### Stored records
+++++
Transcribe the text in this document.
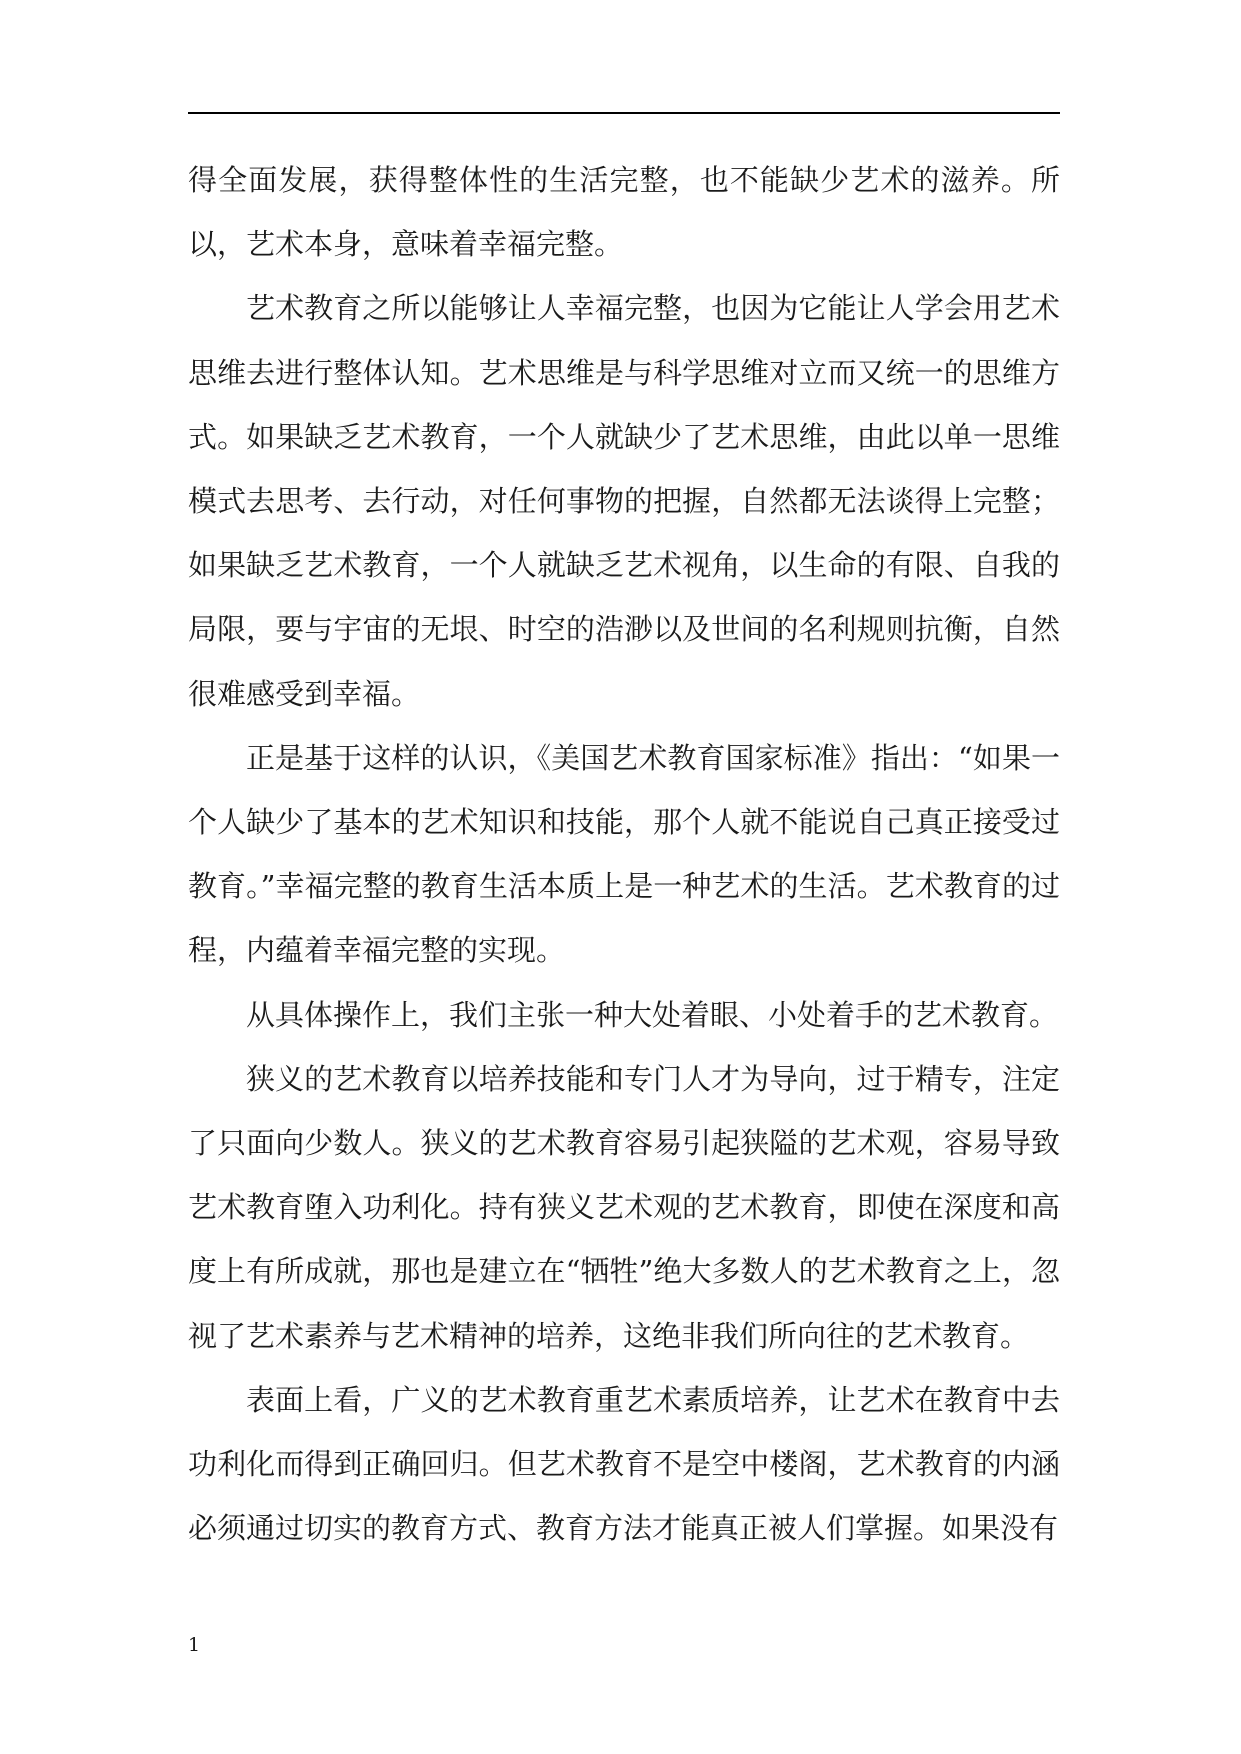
得全面发展，获得整体性的生活完整，也不能缺少艺术的滋养。所以，艺术本身，意味着幸福完整。

艺术教育之所以能够让人幸福完整，也因为它能让人学会用艺术思维去进行整体认知。艺术思维是与科学思维对立而又统一的思维方式。如果缺乏艺术教育，一个人就缺少了艺术思维，由此以单一思维模式去思考、去行动，对任何事物的把握，自然都无法谈得上完整；如果缺乏艺术教育，一个人就缺乏艺术视角，以生命的有限、自我的局限，要与宇宙的无垠、时空的浩渺以及世间的名利规则抗衡，自然很难感受到幸福。

正是基于这样的认识，《美国艺术教育国家标准》指出：“如果一个人缺少了基本的艺术知识和技能，那个人就不能说自己真正接受过教育。”幸福完整的教育生活本质上是一种艺术的生活。艺术教育的过程，内蕴着幸福完整的实现。

从具体操作上，我们主张一种大处着眼、小处着手的艺术教育。

狭义的艺术教育以培养技能和专门人才为导向，过于精专，注定了只面向少数人。狭义的艺术教育容易引起狭隘的艺术观，容易导致艺术教育堕入功利化。持有狭义艺术观的艺术教育，即使在深度和高度上有所成就，那也是建立在“牺牲”绝大多数人的艺术教育之上，忽视了艺术素养与艺术精神的培养，这绝非我们所向往的艺术教育。

表面上看，广义的艺术教育重艺术素质培养，让艺术在教育中去功利化而得到正确回归。但艺术教育不是空中楼阁，艺术教育的内涵必须通过切实的教育方式、教育方法才能真正被人们掌握。如果没有

1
+++++
### Stated exercise
Quote the data exactly, leaving every image out of the copy.

### Final result
Transcribe the text in this document.
得全面发展，获得整体性的生活完整，也不能缺少艺术的滋养。所以，艺术本身，意味着幸福完整。

艺术教育之所以能够让人幸福完整，也因为它能让人学会用艺术思维去进行整体认知。艺术思维是与科学思维对立而又统一的思维方式。如果缺乏艺术教育，一个人就缺少了艺术思维，由此以单一思维模式去思考、去行动，对任何事物的把握，自然都无法谈得上完整；如果缺乏艺术教育，一个人就缺乏艺术视角，以生命的有限、自我的局限，要与宇宙的无垠、时空的浩渺以及世间的名利规则抗衡，自然很难感受到幸福。

正是基于这样的认识，《美国艺术教育国家标准》指出：“如果一个人缺少了基本的艺术知识和技能，那个人就不能说自己真正接受过教育。”幸福完整的教育生活本质上是一种艺术的生活。艺术教育的过程，内蕴着幸福完整的实现。

从具体操作上，我们主张一种大处着眼、小处着手的艺术教育。

狭义的艺术教育以培养技能和专门人才为导向，过于精专，注定了只面向少数人。狭义的艺术教育容易引起狭隘的艺术观，容易导致艺术教育堕入功利化。持有狭义艺术观的艺术教育，即使在深度和高度上有所成就，那也是建立在“牺牲”绝大多数人的艺术教育之上，忽视了艺术素养与艺术精神的培养，这绝非我们所向往的艺术教育。

表面上看，广义的艺术教育重艺术素质培养，让艺术在教育中去功利化而得到正确回归。但艺术教育不是空中楼阁，艺术教育的内涵必须通过切实的教育方式、教育方法才能真正被人们掌握。如果没有

1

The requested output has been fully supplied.